** START OF DATASET EXCERPTS **
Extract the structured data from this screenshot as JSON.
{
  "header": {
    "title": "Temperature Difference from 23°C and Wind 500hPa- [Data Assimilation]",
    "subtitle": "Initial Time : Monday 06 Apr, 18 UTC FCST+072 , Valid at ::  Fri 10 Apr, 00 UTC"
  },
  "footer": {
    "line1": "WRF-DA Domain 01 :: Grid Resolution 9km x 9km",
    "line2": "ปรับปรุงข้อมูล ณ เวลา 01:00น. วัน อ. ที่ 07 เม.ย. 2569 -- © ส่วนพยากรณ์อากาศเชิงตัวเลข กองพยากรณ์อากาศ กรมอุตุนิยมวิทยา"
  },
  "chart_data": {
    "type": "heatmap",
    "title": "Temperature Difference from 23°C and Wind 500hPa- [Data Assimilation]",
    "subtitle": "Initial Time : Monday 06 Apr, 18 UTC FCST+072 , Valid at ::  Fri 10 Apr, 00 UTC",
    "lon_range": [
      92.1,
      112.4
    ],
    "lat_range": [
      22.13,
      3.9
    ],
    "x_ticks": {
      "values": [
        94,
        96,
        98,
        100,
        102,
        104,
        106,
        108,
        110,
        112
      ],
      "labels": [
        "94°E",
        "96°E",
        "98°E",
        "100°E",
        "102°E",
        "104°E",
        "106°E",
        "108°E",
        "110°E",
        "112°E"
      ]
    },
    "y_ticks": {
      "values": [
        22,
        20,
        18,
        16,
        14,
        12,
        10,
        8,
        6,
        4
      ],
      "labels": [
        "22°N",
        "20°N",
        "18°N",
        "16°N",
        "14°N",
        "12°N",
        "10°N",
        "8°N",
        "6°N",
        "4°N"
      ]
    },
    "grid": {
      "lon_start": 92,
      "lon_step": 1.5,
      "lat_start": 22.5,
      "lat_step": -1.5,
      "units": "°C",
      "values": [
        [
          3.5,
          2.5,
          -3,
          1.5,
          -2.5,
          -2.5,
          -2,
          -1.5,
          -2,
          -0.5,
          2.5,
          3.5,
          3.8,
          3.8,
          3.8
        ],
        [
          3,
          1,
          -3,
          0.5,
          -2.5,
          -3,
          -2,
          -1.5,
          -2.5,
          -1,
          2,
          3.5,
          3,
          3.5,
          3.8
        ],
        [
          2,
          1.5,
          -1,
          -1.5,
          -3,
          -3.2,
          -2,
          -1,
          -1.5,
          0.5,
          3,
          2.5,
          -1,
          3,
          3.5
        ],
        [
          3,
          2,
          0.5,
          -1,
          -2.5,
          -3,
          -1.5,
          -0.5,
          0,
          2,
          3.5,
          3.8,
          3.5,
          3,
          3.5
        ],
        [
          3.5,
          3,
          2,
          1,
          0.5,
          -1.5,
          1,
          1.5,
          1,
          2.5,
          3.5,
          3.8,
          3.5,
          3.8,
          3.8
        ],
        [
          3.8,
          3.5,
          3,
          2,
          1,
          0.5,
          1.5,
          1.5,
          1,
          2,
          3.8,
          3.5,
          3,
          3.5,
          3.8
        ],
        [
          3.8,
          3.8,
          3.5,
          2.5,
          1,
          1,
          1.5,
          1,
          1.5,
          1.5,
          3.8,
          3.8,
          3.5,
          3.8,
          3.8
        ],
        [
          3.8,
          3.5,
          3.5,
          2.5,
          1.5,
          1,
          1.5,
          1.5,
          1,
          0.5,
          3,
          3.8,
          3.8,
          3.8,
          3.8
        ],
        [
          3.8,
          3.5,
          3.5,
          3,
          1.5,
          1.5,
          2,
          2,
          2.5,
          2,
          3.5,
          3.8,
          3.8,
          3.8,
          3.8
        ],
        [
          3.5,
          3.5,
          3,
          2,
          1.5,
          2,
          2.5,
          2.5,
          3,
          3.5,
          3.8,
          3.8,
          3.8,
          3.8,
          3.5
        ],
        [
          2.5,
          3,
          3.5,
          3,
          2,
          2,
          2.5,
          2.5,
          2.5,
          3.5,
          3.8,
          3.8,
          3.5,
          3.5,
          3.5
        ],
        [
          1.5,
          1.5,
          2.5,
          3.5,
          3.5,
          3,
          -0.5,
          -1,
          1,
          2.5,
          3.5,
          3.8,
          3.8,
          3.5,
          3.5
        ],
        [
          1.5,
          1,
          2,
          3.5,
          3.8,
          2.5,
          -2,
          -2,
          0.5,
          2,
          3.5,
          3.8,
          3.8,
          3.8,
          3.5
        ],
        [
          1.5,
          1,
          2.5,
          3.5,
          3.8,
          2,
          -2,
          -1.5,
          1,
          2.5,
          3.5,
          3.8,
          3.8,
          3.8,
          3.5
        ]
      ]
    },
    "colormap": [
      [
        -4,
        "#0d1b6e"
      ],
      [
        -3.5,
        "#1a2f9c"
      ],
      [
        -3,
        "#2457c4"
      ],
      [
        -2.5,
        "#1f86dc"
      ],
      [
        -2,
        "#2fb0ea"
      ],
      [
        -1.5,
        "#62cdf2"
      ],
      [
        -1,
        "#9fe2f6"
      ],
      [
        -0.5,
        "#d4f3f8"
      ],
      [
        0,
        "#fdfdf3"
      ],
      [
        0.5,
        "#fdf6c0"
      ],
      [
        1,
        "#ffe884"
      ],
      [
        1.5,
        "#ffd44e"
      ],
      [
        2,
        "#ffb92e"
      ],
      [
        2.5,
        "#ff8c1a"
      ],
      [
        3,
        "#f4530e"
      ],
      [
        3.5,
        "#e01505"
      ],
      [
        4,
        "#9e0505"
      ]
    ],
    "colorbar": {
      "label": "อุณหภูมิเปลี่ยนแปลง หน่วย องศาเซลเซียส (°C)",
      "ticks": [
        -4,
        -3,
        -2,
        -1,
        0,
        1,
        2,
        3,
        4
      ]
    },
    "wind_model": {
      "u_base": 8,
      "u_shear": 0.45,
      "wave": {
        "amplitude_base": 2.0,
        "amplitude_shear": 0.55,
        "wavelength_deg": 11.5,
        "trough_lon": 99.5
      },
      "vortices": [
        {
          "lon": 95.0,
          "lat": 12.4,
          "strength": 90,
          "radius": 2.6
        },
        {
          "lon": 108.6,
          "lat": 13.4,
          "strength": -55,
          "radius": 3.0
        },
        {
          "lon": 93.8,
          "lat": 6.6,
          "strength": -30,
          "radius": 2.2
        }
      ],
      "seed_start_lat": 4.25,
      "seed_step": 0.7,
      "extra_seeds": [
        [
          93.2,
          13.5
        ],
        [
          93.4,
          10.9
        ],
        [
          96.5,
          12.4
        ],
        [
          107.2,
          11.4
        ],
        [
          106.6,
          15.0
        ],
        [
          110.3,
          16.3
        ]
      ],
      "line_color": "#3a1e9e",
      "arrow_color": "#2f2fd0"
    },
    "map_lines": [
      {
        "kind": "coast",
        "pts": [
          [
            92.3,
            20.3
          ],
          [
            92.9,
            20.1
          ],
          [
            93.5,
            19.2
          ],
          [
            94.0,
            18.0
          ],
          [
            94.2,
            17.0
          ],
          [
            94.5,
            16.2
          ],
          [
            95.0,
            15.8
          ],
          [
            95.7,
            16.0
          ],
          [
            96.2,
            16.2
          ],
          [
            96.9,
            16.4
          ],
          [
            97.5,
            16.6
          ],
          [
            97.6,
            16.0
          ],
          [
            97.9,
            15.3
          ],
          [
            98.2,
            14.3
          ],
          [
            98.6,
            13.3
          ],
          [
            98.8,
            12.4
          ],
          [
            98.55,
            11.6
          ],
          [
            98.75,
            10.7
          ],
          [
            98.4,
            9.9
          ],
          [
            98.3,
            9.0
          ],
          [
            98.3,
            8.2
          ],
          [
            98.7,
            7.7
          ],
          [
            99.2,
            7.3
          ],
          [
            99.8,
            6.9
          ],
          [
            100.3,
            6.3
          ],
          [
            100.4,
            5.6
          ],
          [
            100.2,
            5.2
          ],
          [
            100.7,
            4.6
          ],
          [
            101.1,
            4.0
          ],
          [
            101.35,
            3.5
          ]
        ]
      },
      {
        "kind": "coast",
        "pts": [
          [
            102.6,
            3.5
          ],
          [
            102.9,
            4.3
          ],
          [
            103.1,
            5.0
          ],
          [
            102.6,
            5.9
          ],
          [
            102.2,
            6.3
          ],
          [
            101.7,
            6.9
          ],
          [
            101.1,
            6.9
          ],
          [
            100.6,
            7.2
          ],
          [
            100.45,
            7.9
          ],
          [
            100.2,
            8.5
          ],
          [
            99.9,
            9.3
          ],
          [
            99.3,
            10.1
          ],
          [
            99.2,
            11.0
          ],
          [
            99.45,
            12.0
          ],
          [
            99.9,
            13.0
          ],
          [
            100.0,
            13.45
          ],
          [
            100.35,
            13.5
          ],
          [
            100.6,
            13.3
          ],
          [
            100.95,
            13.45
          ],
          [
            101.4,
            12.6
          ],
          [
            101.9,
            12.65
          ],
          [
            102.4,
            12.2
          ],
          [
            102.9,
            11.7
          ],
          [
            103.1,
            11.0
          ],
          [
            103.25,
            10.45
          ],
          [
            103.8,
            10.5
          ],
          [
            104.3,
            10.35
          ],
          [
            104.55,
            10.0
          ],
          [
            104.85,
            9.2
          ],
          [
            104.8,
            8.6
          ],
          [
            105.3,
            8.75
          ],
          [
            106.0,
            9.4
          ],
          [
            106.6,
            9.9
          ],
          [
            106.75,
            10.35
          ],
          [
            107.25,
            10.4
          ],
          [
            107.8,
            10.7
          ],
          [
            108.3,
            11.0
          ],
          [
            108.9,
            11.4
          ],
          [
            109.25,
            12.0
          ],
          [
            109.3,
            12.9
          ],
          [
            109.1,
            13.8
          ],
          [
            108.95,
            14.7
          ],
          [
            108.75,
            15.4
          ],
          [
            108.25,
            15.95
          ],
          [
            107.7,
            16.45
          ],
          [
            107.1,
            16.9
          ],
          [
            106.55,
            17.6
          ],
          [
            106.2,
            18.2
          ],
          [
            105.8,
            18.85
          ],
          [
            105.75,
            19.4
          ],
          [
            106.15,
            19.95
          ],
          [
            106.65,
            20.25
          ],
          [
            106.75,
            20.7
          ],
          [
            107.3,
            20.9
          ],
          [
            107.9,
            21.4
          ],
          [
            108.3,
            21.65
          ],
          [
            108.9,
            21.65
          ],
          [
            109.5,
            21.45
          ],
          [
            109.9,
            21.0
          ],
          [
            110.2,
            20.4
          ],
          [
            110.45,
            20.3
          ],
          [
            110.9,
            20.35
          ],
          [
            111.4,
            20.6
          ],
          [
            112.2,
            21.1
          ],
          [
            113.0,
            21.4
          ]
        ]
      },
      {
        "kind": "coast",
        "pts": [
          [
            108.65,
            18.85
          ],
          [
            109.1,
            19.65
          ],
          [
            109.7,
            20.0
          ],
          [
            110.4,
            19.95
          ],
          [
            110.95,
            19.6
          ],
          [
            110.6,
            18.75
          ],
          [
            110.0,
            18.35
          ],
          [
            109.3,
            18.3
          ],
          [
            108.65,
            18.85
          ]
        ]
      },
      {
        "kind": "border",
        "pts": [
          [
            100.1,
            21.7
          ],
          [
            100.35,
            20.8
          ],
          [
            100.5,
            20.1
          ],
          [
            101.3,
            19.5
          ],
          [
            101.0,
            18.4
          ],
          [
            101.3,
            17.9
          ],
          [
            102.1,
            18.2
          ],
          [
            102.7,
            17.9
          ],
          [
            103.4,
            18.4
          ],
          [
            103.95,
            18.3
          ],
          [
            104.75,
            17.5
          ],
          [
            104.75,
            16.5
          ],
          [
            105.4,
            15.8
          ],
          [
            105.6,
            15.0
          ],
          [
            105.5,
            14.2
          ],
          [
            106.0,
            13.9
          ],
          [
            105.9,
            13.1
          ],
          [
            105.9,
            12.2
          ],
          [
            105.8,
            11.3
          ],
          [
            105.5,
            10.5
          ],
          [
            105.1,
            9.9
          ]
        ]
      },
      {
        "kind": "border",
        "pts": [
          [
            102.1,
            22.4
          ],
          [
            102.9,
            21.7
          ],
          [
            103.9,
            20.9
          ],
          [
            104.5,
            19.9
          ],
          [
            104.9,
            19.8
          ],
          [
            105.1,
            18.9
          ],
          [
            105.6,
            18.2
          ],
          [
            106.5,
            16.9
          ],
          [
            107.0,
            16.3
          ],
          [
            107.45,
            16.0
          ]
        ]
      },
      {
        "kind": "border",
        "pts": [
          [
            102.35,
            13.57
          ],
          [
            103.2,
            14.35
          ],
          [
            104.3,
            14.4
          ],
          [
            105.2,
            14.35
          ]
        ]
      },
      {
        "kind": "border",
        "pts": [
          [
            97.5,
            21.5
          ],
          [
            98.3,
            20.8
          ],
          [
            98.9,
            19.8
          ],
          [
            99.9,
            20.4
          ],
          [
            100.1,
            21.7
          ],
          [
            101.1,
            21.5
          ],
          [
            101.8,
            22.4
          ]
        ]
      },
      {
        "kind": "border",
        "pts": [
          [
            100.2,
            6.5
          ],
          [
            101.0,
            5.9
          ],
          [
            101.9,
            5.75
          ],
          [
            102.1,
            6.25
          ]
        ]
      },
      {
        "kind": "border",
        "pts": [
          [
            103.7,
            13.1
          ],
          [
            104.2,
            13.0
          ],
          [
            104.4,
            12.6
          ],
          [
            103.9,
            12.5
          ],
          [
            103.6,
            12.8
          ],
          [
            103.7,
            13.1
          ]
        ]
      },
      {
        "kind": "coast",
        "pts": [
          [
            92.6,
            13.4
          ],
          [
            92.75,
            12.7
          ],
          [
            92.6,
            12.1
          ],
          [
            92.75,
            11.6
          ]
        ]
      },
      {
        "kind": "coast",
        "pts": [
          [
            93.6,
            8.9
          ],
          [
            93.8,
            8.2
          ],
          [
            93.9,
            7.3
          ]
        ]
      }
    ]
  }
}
** END OF DATASET EXCERPTS **
→ WHAT YOU SHOULD DO:
Copy the lines from the entries above in which the word "Time" appears.

→ SOLUTION:
    "subtitle": "Initial Time : Monday 06 Apr, 18 UTC FCST+072 , Valid at ::  Fri 10 Apr, 00 UTC"
    "subtitle": "Initial Time : Monday 06 Apr, 18 UTC FCST+072 , Valid at ::  Fri 10 Apr, 00 UTC",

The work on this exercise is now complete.